Records for this task
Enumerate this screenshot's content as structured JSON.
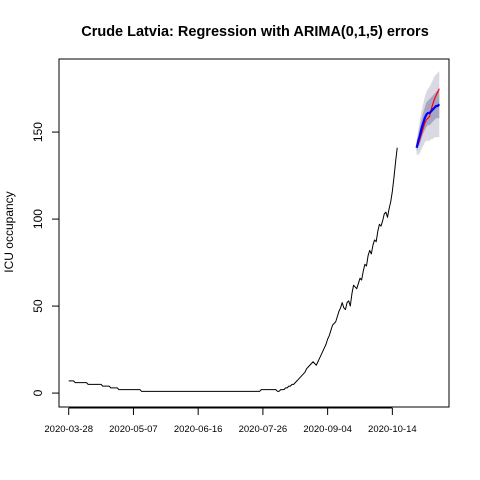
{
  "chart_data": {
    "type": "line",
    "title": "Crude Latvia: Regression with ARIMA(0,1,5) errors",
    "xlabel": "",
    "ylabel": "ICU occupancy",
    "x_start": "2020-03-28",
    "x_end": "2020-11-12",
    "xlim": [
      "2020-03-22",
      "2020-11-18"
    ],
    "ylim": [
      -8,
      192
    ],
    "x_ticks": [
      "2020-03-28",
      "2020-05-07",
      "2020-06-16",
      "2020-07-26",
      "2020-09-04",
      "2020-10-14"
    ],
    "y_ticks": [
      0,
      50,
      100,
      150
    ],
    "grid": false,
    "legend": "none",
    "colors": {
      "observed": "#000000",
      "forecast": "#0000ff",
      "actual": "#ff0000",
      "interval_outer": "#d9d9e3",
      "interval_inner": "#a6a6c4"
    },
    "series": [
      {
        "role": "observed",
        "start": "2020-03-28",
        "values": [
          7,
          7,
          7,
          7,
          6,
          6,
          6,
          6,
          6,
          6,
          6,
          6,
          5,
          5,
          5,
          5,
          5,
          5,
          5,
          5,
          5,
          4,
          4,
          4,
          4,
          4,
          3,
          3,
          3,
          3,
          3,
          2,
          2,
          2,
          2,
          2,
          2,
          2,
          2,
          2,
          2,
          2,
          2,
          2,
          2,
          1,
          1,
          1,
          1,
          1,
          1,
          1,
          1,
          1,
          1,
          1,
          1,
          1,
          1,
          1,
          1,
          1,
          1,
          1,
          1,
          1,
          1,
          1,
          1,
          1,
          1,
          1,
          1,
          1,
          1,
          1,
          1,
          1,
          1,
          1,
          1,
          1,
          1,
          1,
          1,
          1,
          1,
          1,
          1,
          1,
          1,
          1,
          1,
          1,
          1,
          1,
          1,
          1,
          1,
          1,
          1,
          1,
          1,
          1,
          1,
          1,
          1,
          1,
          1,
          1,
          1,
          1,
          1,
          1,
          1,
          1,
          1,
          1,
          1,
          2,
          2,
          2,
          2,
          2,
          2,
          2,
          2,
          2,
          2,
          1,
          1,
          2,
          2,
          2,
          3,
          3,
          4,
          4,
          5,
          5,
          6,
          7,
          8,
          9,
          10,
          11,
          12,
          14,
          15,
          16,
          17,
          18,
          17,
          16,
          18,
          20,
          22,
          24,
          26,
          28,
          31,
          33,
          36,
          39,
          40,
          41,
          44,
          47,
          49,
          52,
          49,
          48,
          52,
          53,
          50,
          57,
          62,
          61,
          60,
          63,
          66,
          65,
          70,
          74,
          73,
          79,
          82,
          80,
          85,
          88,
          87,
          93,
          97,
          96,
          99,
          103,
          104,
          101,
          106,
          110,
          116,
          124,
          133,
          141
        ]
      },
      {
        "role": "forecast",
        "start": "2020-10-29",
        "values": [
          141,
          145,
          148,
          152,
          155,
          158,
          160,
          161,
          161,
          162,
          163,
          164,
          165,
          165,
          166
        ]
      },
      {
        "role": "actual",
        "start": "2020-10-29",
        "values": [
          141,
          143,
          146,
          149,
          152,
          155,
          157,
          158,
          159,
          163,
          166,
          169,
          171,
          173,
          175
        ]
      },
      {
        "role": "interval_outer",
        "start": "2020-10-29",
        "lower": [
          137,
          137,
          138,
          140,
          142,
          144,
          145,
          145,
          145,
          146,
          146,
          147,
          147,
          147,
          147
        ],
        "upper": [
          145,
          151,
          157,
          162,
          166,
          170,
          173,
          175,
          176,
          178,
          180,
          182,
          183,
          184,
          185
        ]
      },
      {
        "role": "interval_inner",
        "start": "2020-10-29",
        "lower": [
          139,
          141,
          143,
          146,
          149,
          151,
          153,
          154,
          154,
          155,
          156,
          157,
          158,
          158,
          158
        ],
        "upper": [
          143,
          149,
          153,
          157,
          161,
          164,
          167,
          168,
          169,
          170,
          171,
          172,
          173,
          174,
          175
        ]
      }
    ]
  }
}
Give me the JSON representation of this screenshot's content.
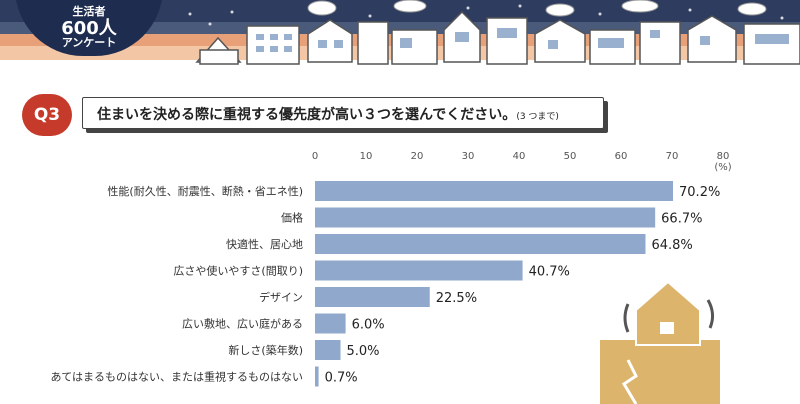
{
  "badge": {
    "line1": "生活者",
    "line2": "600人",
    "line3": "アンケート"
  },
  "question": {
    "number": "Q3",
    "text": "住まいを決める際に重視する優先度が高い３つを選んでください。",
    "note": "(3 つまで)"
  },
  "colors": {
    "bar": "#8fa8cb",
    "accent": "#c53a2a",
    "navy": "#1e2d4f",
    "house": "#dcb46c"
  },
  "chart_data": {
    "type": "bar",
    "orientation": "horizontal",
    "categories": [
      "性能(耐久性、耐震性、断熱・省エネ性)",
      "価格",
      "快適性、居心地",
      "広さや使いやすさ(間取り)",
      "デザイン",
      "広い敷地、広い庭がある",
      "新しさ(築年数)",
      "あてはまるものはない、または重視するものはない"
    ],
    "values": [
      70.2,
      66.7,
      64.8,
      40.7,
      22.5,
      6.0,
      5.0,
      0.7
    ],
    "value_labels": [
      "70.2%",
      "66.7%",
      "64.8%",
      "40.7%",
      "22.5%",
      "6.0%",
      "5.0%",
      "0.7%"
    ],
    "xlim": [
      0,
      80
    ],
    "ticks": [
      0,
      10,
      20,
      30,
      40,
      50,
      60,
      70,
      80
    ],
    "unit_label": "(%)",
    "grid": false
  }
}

Job
Find all the lines containing "role" in the material, then copy them.

Response below
        "role": "observed",
        "role": "forecast",
        "role": "actual",
        "role": "interval_outer",
        "role": "interval_inner",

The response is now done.